Rows

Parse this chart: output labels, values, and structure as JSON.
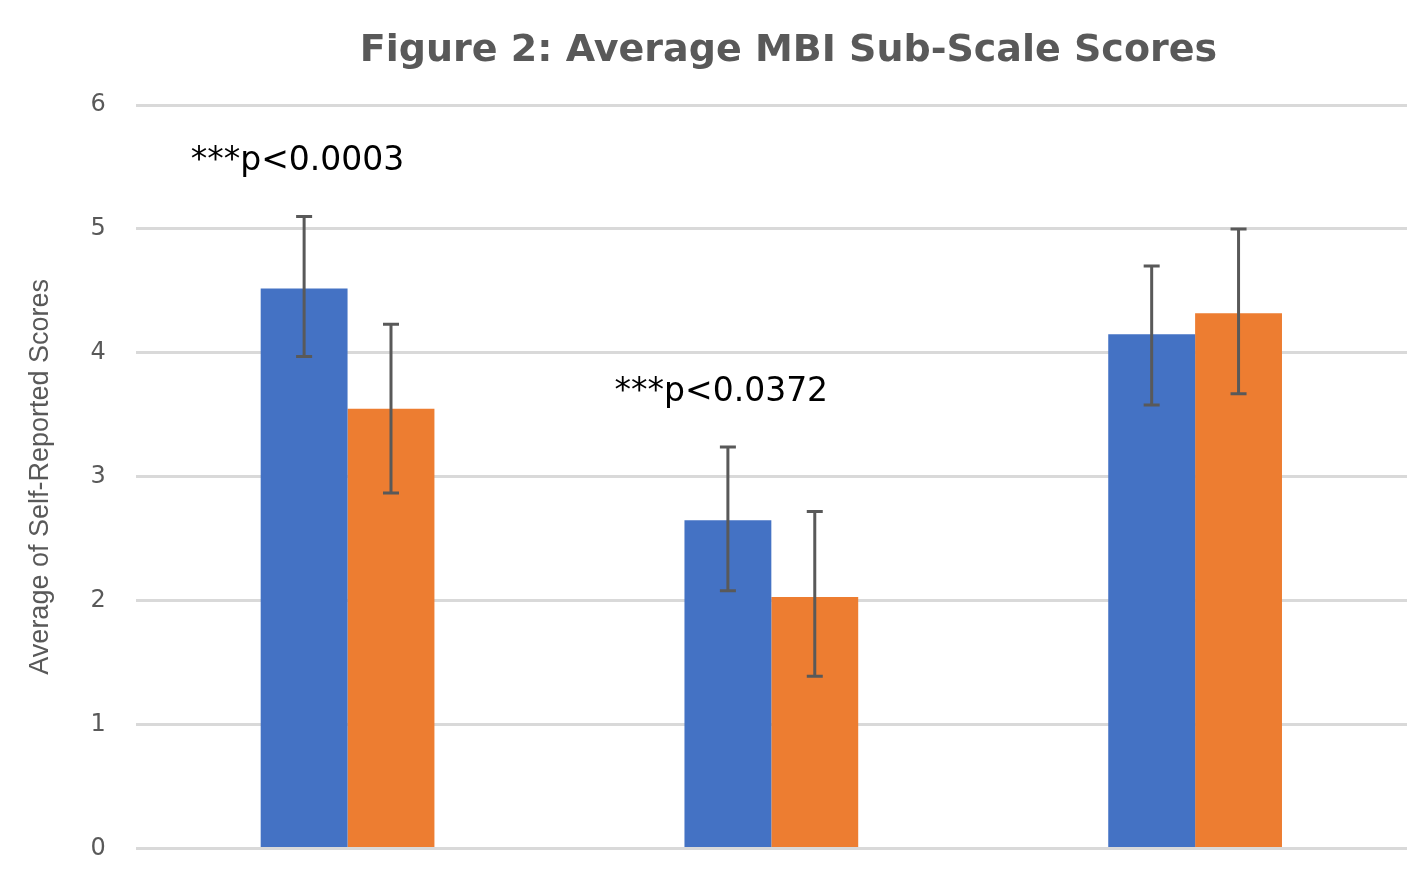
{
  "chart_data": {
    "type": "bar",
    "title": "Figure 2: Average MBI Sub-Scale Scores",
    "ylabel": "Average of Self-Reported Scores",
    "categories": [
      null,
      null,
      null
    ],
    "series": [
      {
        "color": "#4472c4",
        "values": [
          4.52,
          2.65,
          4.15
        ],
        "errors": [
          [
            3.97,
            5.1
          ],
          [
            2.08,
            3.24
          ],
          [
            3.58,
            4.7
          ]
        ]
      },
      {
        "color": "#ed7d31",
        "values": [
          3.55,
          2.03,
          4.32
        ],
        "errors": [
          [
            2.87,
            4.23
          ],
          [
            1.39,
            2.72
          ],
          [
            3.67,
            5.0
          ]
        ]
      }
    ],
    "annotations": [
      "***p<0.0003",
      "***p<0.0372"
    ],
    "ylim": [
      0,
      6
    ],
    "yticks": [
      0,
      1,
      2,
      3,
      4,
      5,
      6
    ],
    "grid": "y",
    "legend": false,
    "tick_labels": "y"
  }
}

Instructions for the task
Exclude the images and reproduce the remaining data exactly.

Answer in full
Parse this chart: output labels, values, and structure as JSON.
{
  "chart_data": {
    "type": "bar",
    "title": "Figure 2: Average MBI Sub-Scale Scores",
    "ylabel": "Average of Self-Reported Scores",
    "categories": [
      null,
      null,
      null
    ],
    "series": [
      {
        "color": "#4472c4",
        "values": [
          4.52,
          2.65,
          4.15
        ],
        "errors": [
          [
            3.97,
            5.1
          ],
          [
            2.08,
            3.24
          ],
          [
            3.58,
            4.7
          ]
        ]
      },
      {
        "color": "#ed7d31",
        "values": [
          3.55,
          2.03,
          4.32
        ],
        "errors": [
          [
            2.87,
            4.23
          ],
          [
            1.39,
            2.72
          ],
          [
            3.67,
            5.0
          ]
        ]
      }
    ],
    "annotations": [
      "***p<0.0003",
      "***p<0.0372"
    ],
    "ylim": [
      0,
      6
    ],
    "yticks": [
      0,
      1,
      2,
      3,
      4,
      5,
      6
    ],
    "grid": "y",
    "legend": false,
    "tick_labels": "y"
  }
}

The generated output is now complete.